■ WHAT YOU SHOULD DO ■
Give an exact copy of every line, leaving images out.

## BEGIN THE DATA

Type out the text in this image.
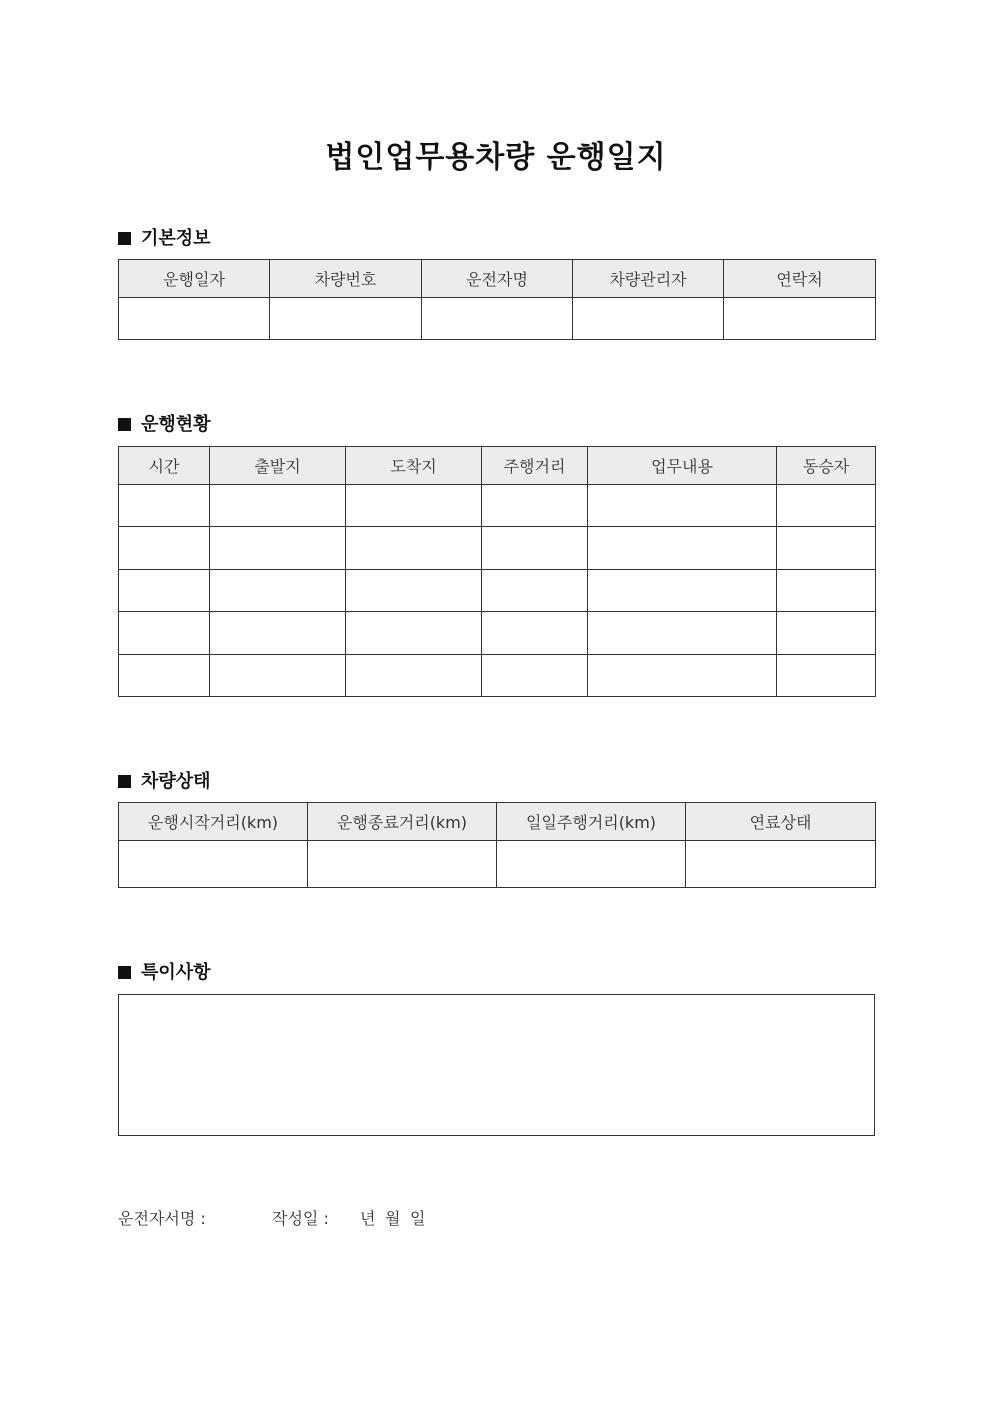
법인업무용차량 운행일지
기본정보
운행일자	차량번호	운전자명	차량관리자	연락처

운행현황
시간	출발지	도착지	주행거리	업무내용	동승자

차량상태
운행시작거리(km)	운행종료거리(km)	일일주행거리(km)	연료상태

특이사항
운전자서명 :	작성일 : 년 월 일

## END THE DATA

■ RESPONSE TO THE EXERCISE ■
Type out the text in this image.
법인업무용차량 운행일지
기본정보
운행일자	차량번호	운전자명	차량관리자	연락처

운행현황
시간	출발지	도착지	주행거리	업무내용	동승자

차량상태
운행시작거리(km)	운행종료거리(km)	일일주행거리(km)	연료상태

특이사항
운전자서명 :	작성일 : 년 월 일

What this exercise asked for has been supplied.